Directions for this task
Copy every line of the data that contains the string "capex".

(Entries taken from a collection)
********

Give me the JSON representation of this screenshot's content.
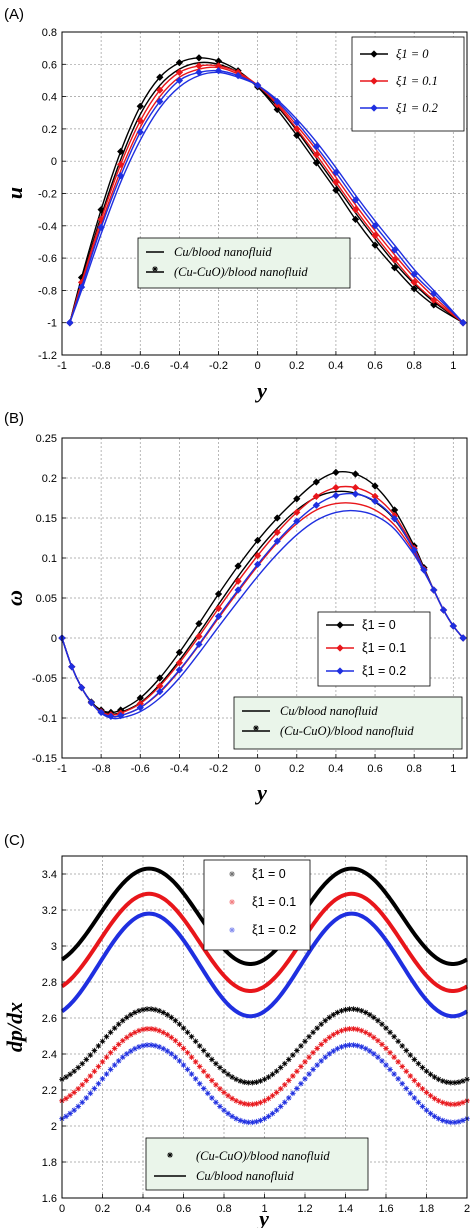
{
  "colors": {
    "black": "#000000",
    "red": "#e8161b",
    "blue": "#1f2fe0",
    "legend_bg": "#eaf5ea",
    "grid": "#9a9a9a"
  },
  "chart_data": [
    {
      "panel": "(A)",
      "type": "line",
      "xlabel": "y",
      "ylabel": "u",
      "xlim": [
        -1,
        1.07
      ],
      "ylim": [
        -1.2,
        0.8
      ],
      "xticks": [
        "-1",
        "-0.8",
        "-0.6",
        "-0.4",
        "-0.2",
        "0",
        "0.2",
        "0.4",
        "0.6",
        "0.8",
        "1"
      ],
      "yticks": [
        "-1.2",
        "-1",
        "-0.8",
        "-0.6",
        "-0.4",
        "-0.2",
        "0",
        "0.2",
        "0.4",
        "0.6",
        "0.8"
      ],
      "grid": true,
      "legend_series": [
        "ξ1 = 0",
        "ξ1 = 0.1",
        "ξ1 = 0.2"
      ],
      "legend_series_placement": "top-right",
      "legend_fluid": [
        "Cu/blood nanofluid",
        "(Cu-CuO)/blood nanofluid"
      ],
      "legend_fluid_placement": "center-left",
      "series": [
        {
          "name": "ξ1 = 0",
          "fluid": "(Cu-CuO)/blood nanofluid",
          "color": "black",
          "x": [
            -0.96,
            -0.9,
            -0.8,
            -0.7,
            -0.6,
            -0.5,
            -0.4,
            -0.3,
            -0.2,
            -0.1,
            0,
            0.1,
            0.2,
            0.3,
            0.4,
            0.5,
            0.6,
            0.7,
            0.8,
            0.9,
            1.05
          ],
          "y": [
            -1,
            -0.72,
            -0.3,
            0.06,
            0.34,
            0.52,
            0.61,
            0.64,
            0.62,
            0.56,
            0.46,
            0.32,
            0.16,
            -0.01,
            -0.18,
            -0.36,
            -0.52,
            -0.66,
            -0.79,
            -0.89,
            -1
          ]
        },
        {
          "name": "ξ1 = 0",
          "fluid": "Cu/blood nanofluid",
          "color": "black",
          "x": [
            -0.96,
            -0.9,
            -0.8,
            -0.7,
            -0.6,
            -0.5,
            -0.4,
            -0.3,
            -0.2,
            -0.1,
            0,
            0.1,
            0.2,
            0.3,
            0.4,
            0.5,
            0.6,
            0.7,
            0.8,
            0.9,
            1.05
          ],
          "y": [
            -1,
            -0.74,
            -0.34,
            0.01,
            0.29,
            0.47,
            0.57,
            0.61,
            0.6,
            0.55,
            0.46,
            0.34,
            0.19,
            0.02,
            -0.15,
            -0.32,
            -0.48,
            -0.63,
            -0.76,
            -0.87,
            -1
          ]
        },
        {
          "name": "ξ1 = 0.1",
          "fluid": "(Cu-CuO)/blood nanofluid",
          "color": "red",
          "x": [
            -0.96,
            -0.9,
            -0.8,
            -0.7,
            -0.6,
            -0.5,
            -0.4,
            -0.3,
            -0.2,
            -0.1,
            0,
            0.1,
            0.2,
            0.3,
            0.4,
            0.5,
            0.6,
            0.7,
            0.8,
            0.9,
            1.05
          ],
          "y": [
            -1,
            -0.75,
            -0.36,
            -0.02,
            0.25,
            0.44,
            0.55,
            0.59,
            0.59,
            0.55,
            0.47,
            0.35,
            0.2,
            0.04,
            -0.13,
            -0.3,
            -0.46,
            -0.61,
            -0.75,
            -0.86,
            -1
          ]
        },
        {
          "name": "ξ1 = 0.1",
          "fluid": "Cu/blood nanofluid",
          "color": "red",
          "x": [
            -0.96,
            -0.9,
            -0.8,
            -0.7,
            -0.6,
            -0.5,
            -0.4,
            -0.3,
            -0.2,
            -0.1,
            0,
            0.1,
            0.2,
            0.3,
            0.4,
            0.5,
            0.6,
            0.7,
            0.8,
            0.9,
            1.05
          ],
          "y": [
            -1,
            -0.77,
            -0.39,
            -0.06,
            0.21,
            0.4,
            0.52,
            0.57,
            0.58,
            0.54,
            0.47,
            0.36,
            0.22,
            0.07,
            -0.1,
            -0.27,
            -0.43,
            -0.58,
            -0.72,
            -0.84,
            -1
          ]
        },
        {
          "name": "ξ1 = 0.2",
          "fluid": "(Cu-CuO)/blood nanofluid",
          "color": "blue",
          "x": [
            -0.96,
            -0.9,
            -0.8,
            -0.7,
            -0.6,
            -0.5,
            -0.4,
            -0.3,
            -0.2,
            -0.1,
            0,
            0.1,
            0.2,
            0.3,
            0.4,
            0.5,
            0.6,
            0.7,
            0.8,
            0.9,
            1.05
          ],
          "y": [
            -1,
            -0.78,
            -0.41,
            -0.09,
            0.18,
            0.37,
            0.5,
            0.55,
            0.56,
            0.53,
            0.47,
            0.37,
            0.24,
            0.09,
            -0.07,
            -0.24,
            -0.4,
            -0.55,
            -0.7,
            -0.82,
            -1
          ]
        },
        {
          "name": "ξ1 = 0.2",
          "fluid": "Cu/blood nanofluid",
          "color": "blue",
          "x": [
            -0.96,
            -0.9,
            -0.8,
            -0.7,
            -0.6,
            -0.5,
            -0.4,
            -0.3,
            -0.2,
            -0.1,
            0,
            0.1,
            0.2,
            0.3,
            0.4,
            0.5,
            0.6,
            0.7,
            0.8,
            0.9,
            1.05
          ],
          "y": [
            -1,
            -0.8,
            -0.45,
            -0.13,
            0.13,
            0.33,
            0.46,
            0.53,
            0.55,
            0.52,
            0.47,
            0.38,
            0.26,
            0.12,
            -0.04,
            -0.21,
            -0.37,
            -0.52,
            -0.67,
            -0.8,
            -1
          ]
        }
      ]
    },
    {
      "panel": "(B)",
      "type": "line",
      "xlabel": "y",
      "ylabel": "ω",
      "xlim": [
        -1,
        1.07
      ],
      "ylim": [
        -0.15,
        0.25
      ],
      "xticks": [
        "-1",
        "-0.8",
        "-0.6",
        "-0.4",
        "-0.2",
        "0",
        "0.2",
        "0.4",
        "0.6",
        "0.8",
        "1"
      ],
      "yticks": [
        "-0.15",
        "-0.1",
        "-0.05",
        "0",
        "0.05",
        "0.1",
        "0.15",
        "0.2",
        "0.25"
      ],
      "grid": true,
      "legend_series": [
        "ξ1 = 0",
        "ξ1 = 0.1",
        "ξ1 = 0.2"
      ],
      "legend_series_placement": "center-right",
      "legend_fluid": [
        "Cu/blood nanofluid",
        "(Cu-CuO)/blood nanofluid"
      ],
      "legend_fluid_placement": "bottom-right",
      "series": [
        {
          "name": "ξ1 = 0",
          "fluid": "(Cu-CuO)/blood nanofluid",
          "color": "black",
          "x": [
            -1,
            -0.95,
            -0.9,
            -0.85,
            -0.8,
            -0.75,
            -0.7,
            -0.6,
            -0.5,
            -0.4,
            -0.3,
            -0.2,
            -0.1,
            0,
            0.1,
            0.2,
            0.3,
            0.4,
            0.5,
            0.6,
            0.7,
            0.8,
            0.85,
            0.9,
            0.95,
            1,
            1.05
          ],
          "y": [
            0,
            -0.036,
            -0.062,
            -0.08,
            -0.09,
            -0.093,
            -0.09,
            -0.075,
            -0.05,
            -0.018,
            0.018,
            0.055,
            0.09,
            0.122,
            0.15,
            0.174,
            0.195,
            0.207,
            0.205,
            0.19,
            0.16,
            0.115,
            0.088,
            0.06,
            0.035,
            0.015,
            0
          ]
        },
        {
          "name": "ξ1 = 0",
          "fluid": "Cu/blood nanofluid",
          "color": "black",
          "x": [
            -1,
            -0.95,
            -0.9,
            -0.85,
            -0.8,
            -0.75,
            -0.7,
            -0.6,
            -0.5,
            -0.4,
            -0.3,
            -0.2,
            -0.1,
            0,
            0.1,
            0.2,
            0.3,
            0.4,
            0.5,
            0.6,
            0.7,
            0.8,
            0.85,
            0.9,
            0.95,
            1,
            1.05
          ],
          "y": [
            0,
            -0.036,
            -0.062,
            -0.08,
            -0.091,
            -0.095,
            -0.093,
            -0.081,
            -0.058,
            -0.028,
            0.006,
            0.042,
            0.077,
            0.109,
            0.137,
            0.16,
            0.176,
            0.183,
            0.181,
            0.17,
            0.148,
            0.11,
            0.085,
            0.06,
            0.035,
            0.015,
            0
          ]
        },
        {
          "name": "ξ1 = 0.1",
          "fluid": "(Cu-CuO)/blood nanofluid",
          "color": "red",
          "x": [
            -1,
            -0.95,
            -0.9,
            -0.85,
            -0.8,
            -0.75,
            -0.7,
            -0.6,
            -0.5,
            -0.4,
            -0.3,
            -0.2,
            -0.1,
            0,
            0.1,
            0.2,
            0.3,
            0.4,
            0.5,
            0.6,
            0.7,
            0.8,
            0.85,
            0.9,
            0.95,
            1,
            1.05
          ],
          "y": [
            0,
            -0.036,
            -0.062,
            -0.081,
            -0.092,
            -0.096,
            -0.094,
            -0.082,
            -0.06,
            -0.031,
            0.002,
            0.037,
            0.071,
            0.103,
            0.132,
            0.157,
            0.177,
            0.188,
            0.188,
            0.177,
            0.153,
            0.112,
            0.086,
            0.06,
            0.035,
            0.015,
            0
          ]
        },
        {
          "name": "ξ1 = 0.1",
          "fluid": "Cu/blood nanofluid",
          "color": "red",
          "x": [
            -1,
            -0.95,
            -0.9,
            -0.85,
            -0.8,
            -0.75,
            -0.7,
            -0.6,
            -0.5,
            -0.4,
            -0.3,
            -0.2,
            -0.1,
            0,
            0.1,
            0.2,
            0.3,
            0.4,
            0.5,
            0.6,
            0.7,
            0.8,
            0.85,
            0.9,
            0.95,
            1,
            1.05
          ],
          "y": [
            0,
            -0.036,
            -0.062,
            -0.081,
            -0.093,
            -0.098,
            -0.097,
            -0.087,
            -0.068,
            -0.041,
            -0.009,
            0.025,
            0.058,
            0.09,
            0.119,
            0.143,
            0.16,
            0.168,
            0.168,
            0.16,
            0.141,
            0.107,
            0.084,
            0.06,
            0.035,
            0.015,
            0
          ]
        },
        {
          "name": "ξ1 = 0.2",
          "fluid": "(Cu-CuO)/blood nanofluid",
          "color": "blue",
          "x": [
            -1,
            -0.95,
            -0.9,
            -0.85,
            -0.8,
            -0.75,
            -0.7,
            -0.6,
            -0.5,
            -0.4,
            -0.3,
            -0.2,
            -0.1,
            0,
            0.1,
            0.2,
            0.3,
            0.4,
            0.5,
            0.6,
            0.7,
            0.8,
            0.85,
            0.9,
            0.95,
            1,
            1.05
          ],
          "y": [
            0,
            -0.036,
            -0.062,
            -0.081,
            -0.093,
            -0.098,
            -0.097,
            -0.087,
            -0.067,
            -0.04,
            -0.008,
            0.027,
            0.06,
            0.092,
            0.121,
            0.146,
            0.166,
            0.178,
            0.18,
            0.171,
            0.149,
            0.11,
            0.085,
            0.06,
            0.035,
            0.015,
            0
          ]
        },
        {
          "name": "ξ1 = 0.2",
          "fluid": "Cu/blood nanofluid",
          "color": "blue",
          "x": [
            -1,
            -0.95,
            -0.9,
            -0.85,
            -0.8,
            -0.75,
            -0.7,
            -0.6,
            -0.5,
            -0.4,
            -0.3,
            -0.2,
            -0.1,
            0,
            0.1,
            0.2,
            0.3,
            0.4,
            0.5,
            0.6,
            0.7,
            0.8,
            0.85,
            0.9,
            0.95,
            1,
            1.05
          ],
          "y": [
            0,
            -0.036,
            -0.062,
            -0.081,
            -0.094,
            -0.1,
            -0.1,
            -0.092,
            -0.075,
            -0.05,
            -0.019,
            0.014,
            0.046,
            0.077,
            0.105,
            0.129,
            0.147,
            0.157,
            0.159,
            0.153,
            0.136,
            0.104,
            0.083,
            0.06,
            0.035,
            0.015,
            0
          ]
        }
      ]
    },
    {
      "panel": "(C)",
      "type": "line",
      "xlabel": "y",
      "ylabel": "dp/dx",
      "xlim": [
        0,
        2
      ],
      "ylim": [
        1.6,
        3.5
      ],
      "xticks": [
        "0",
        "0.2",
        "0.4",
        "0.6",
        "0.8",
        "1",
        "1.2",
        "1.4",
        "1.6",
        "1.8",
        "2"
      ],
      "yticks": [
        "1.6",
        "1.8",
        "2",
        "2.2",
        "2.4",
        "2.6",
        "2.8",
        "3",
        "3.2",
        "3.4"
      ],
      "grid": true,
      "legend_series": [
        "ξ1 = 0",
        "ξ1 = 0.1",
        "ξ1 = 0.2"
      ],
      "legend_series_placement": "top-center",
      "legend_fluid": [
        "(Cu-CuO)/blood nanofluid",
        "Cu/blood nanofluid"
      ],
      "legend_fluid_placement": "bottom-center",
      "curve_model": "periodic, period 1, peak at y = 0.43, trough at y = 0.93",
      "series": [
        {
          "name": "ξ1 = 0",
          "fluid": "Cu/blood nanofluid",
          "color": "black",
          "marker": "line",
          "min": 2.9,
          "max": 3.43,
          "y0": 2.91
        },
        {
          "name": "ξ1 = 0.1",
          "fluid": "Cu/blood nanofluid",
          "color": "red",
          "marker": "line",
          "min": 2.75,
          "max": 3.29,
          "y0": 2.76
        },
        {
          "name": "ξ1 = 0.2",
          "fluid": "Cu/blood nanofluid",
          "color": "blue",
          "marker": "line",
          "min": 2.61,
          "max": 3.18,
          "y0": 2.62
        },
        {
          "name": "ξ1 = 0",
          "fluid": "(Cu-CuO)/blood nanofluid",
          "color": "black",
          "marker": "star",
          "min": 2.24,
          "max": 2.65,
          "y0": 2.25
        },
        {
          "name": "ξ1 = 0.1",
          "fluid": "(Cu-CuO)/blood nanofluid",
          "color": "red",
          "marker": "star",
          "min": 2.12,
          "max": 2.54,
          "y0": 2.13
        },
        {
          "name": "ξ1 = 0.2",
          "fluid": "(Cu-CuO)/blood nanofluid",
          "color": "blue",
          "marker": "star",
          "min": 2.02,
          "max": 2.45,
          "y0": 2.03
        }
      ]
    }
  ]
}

********

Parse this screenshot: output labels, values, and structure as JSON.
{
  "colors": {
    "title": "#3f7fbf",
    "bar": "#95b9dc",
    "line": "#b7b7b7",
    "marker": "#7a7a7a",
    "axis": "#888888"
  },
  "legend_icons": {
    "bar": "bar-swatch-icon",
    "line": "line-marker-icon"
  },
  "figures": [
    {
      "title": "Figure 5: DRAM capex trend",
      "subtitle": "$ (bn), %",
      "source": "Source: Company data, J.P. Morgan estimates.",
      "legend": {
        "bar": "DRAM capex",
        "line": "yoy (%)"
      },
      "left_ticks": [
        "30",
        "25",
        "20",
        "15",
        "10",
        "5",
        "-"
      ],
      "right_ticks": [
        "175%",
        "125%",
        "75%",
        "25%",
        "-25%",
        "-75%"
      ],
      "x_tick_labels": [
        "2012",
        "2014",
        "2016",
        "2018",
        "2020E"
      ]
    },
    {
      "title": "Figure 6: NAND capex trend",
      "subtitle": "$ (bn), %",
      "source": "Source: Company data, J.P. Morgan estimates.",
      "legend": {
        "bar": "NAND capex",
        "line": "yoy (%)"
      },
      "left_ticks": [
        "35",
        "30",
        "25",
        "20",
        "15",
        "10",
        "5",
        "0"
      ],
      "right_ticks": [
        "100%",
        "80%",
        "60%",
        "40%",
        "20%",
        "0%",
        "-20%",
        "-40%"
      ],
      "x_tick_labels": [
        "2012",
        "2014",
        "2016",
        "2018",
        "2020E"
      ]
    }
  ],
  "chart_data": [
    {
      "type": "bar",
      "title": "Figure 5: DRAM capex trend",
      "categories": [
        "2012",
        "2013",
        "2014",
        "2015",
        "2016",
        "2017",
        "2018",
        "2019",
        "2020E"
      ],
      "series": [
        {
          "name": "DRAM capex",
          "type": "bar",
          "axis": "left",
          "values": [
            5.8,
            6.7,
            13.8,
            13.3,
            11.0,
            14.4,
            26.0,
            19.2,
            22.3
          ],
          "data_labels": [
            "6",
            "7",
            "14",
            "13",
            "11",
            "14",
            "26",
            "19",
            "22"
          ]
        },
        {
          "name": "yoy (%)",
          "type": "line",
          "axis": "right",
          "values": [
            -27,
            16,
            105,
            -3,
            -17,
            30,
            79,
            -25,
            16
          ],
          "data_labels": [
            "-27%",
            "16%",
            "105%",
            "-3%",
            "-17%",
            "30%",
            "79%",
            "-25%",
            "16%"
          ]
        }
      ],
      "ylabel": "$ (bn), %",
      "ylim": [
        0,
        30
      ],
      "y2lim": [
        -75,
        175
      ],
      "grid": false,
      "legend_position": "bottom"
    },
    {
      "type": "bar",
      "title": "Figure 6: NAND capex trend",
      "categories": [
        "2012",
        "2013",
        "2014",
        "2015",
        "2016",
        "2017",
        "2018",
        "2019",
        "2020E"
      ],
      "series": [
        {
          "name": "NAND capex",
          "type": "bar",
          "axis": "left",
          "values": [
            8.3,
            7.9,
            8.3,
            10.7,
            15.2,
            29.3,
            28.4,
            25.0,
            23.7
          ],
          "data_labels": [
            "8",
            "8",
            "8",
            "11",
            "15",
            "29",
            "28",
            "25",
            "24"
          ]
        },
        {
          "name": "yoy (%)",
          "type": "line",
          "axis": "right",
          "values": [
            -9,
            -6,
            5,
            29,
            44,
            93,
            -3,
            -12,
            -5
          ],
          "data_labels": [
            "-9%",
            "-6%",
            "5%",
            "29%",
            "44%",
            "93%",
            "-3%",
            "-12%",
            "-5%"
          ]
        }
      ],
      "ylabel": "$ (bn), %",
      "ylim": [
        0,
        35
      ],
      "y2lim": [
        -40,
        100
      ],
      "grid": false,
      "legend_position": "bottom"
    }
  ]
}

********

Response to the exercise
      "title": "Figure 5: DRAM capex trend",
        "bar": "DRAM capex",
      "title": "Figure 6: NAND capex trend",
        "bar": "NAND capex",
      "title": "Figure 5: DRAM capex trend",
          "name": "DRAM capex",
      "title": "Figure 6: NAND capex trend",
          "name": "NAND capex",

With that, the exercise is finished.